• [What you should do]: Of the lines listed below, how many contain the string "jejich"? Answer with the number alone.

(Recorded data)
——

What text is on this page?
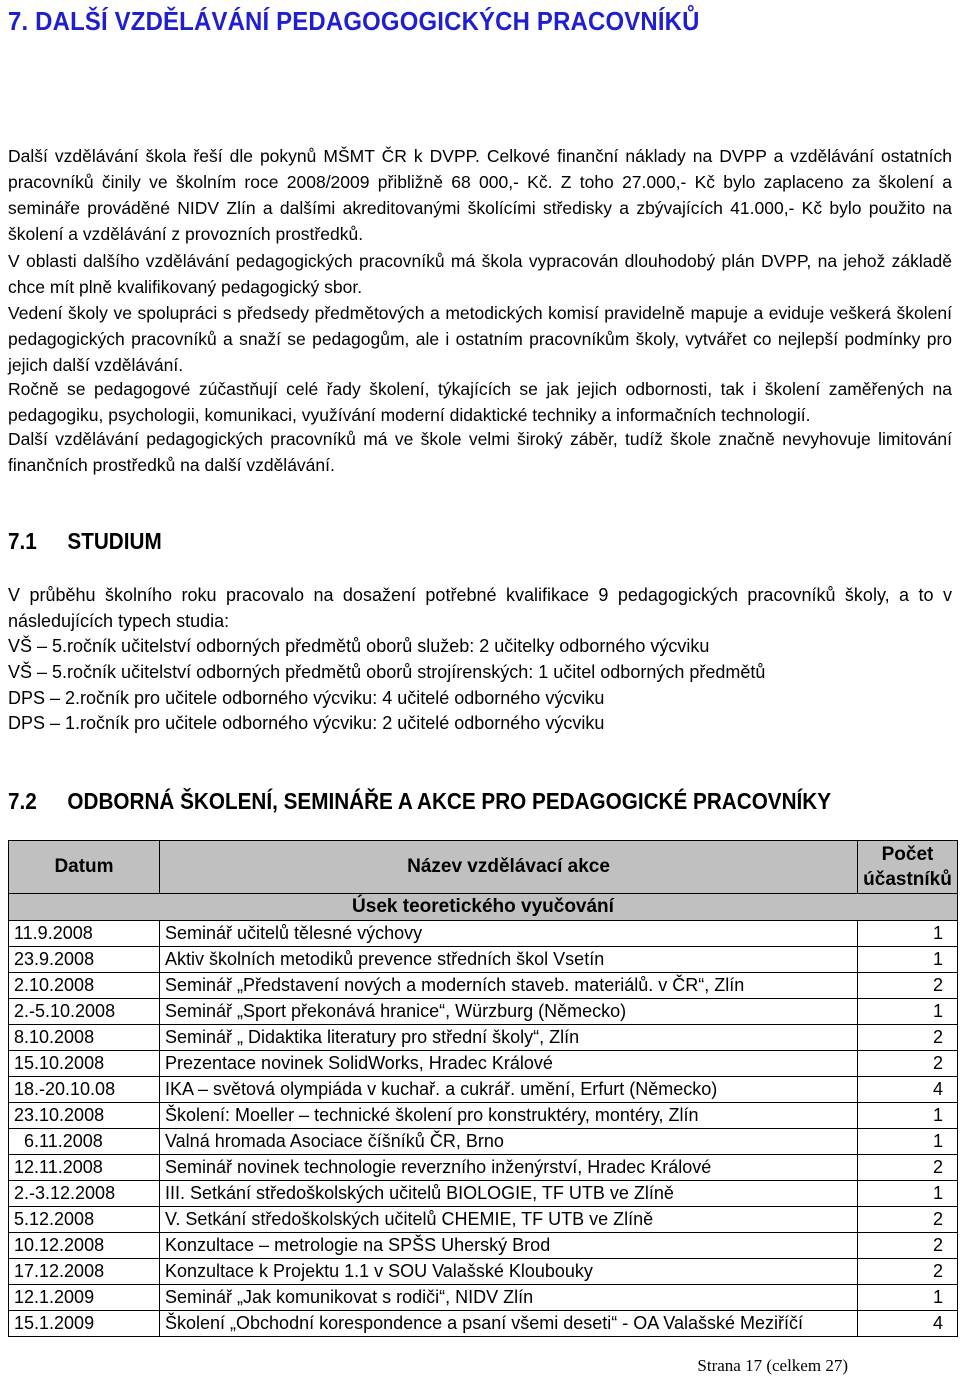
7. DALŠÍ VZDĚLÁVÁNÍ PEDAGOGOGICKÝCH PRACOVNÍKŮ

Další vzdělávání škola řeší dle pokynů MŠMT ČR k DVPP. Celkové finanční náklady na DVPP a vzdělávání ostatních pracovníků činily ve školním roce 2008/2009 přibližně 68 000,- Kč. Z toho 27.000,- Kč bylo zaplaceno za školení a semináře prováděné NIDV Zlín a dalšími akreditovanými školícími středisky a zbývajících 41.000,- Kč bylo použito na školení a vzdělávání z provozních prostředků.

V oblasti dalšího vzdělávání pedagogických pracovníků má škola vypracován dlouhodobý plán DVPP, na jehož základě chce mít plně kvalifikovaný pedagogický sbor.

Vedení školy ve spolupráci s předsedy předmětových a metodických komisí pravidelně mapuje a eviduje veškerá školení pedagogických pracovníků a snaží se pedagogům, ale i ostatním pracovníkům školy, vytvářet co nejlepší podmínky pro jejich další vzdělávání.

Ročně se pedagogové zúčastňují celé řady školení, týkajících se jak jejich odbornosti, tak i školení zaměřených na pedagogiku, psychologii, komunikaci, využívání moderní didaktické techniky a informačních technologií.

Další vzdělávání pedagogických pracovníků má ve škole velmi široký záběr, tudíž škole značně nevyhovuje limitování finančních prostředků na další vzdělávání.

7.1 STUDIUM

V průběhu školního roku pracovalo na dosažení potřebné kvalifikace 9 pedagogických pracovníků školy, a to v následujících typech studia:

VŠ – 5.ročník učitelství odborných předmětů oborů služeb: 2 učitelky odborného výcviku

VŠ – 5.ročník učitelství odborných předmětů oborů strojírenských: 1 učitel odborných předmětů

DPS – 2.ročník pro učitele odborného výcviku: 4 učitelé odborného výcviku

DPS – 1.ročník pro učitele odborného výcviku: 2 učitelé odborného výcviku

7.2 ODBORNÁ ŠKOLENÍ, SEMINÁŘE A AKCE PRO PEDAGOGICKÉ PRACOVNÍKY
Datum	Název vzdělávací akce	Počet účastníků
Úsek teoretického vyučování		
11.9.2008	Seminář učitelů tělesné výchovy	1
23.9.2008	Aktiv školních metodiků prevence středních škol Vsetín	1
2.10.2008	Seminář „Představení nových a moderních staveb. materiálů. v ČR“, Zlín	2
2.-5.10.2008	Seminář „Sport překonává hranice“, Würzburg (Německo)	1
8.10.2008	Seminář „ Didaktika literatury pro střední školy“, Zlín	2
15.10.2008	Prezentace novinek SolidWorks, Hradec Králové	2
18.-20.10.08	IKA – světová olympiáda v kuchař. a cukrář. umění, Erfurt (Německo)	4
23.10.2008	Školení: Moeller – technické školení pro konstruktéry, montéry, Zlín	1
6.11.2008	Valná hromada Asociace číšníků ČR, Brno	1
12.11.2008	Seminář novinek technologie reverzního inženýrství, Hradec Králové	2
2.-3.12.2008	III. Setkání středoškolských učitelů BIOLOGIE, TF UTB ve Zlíně	1
5.12.2008	V. Setkání středoškolských učitelů CHEMIE, TF UTB ve Zlíně	2
10.12.2008	Konzultace – metrologie na SPŠS Uherský Brod	2
17.12.2008	Konzultace k Projektu 1.1 v SOU Valašské Kloubouky	2
12.1.2009	Seminář „Jak komunikovat s rodiči“, NIDV Zlín	1
15.1.2009	Školení „Obchodní korespondence a psaní všemi deseti“ - OA Valašské Meziříčí	4
Strana 17 (celkem 27)
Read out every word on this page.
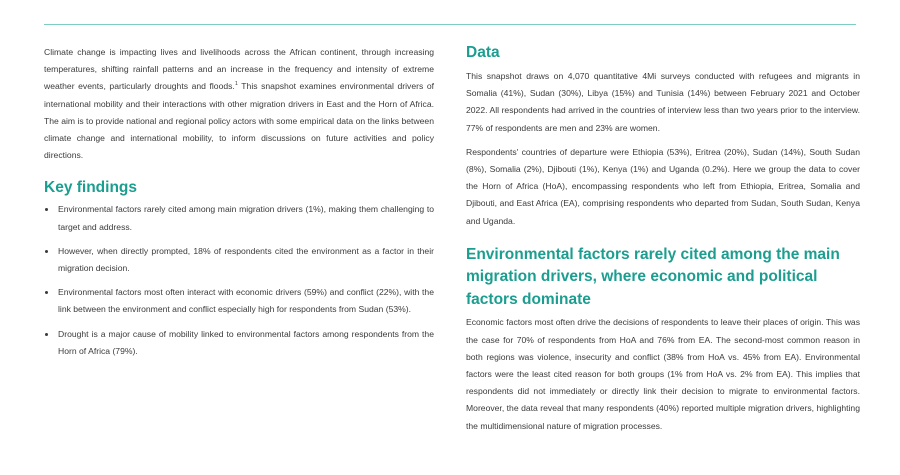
Climate change is impacting lives and livelihoods across the African continent, through increasing temperatures, shifting rainfall patterns and an increase in the frequency and intensity of extreme weather events, particularly droughts and floods.$^1$ This snapshot examines environmental drivers of international mobility and their interactions with other migration drivers in East and the Horn of Africa. The aim is to provide national and regional policy actors with some empirical data on the links between climate change and international mobility, to inform discussions on future activities and policy directions.

Key findings
Environmental factors rarely cited among main migration drivers (1%), making them challenging to target and address.
However, when directly prompted, 18% of respondents cited the environment as a factor in their migration decision.
Environmental factors most often interact with economic drivers (59%) and conflict (22%), with the link between the environment and conflict especially high for respondents from Sudan (53%).
Drought is a major cause of mobility linked to environmental factors among respondents from the Horn of Africa (79%).
Data

This snapshot draws on 4,070 quantitative 4Mi surveys conducted with refugees and migrants in Somalia (41%), Sudan (30%), Libya (15%) and Tunisia (14%) between February 2021 and October 2022. All respondents had arrived in the countries of interview less than two years prior to the interview. 77% of respondents are men and 23% are women.

Respondents' countries of departure were Ethiopia (53%), Eritrea (20%), Sudan (14%), South Sudan (8%), Somalia (2%), Djibouti (1%), Kenya (1%) and Uganda (0.2%). Here we group the data to cover the Horn of Africa (HoA), encompassing respondents who left from Ethiopia, Eritrea, Somalia and Djibouti, and East Africa (EA), comprising respondents who departed from Sudan, South Sudan, Kenya and Uganda.

Environmental factors rarely cited among the main migration drivers, where economic and political factors dominate

Economic factors most often drive the decisions of respondents to leave their places of origin. This was the case for 70% of respondents from HoA and 76% from EA. The second-most common reason in both regions was violence, insecurity and conflict (38% from HoA vs. 45% from EA). Environmental factors were the least cited reason for both groups (1% from HoA vs. 2% from EA). This implies that respondents did not immediately or directly link their decision to migrate to environmental factors. Moreover, the data reveal that many respondents (40%) reported multiple migration drivers, highlighting the multidimensional nature of migration processes.
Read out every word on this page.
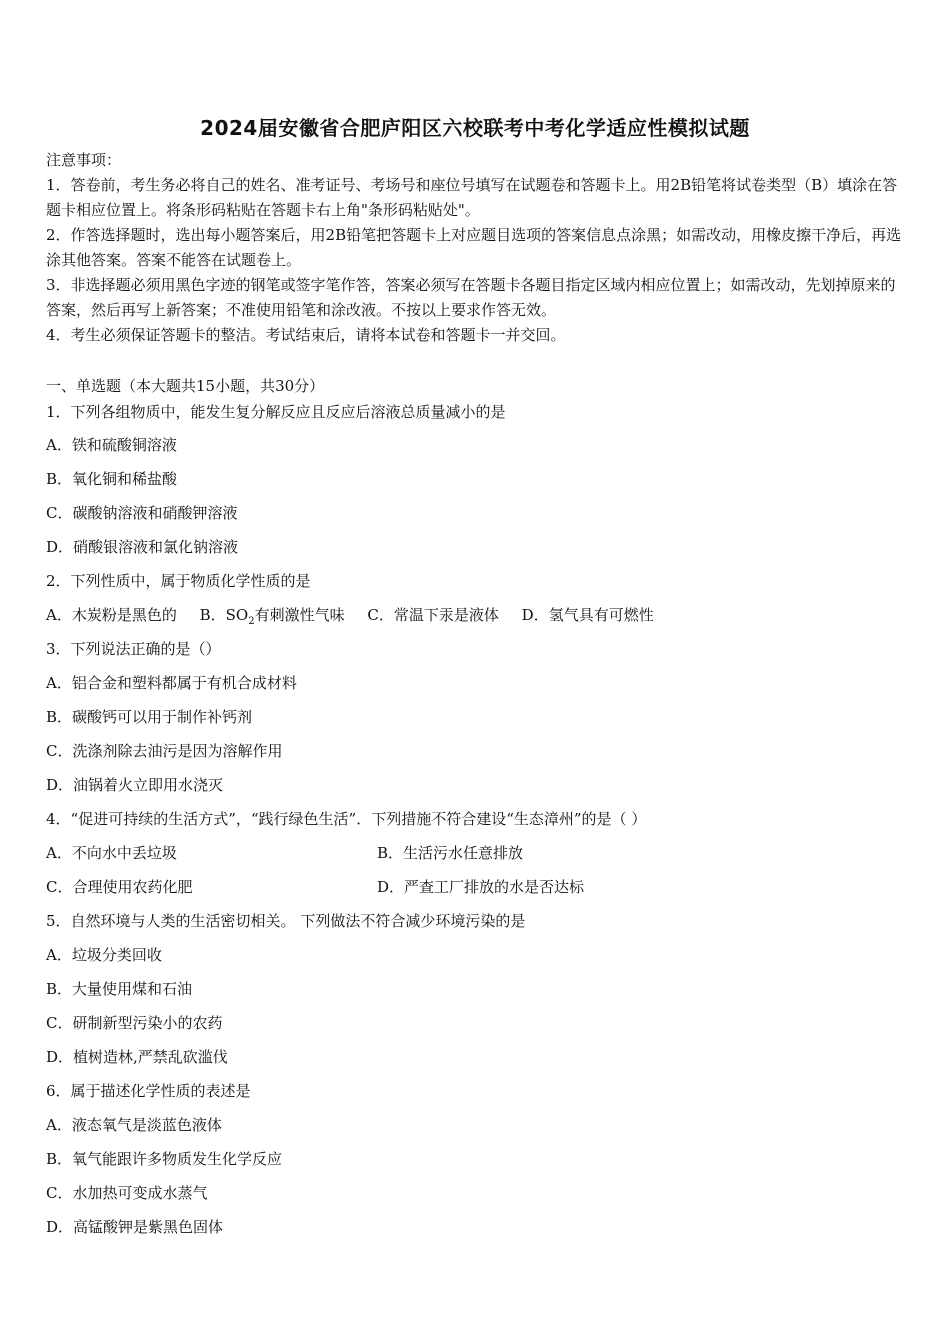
2024届安徽省合肥庐阳区六校联考中考化学适应性模拟试题

注意事项：

1．答卷前，考生务必将自己的姓名、准考证号、考场号和座位号填写在试题卷和答题卡上。用2B铅笔将试卷类型（B）填涂在答题卡相应位置上。将条形码粘贴在答题卡右上角"条形码粘贴处"。

2．作答选择题时，选出每小题答案后，用2B铅笔把答题卡上对应题目选项的答案信息点涂黑；如需改动，用橡皮擦干净后，再选涂其他答案。答案不能答在试题卷上。

3．非选择题必须用黑色字迹的钢笔或签字笔作答，答案必须写在答题卡各题目指定区域内相应位置上；如需改动，先划掉原来的答案，然后再写上新答案；不准使用铅笔和涂改液。不按以上要求作答无效。

4．考生必须保证答题卡的整洁。考试结束后，请将本试卷和答题卡一并交回。

一、单选题（本大题共15小题，共30分）
1．下列各组物质中，能发生复分解反应且反应后溶液总质量减小的是
A．铁和硫酸铜溶液
B．氧化铜和稀盐酸
C．碳酸钠溶液和硝酸钾溶液
D．硝酸银溶液和氯化钠溶液
2．下列性质中，属于物质化学性质的是
A．木炭粉是黑色的 B．$SO_2$有刺激性气味 C．常温下汞是液体 D．氢气具有可燃性
3．下列说法正确的是（）
A．铝合金和塑料都属于有机合成材料
B．碳酸钙可以用于制作补钙剂
C．洗涤剂除去油污是因为溶解作用
D．油锅着火立即用水浇灭
4．“促进可持续的生活方式”，“践行绿色生活”．下列措施不符合建设“生态漳州”的是（ ）
A．不向水中丢垃圾	B．生活污水任意排放
C．合理使用农药化肥	D．严查工厂排放的水是否达标
5．自然环境与人类的生活密切相关。 下列做法不符合减少环境污染的是
A．垃圾分类回收
B．大量使用煤和石油
C．研制新型污染小的农药
D．植树造林,严禁乱砍滥伐
6．属于描述化学性质的表述是
A．液态氧气是淡蓝色液体
B．氧气能跟许多物质发生化学反应
C．水加热可变成水蒸气
D．高锰酸钾是紫黑色固体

——

• [Written response]: 2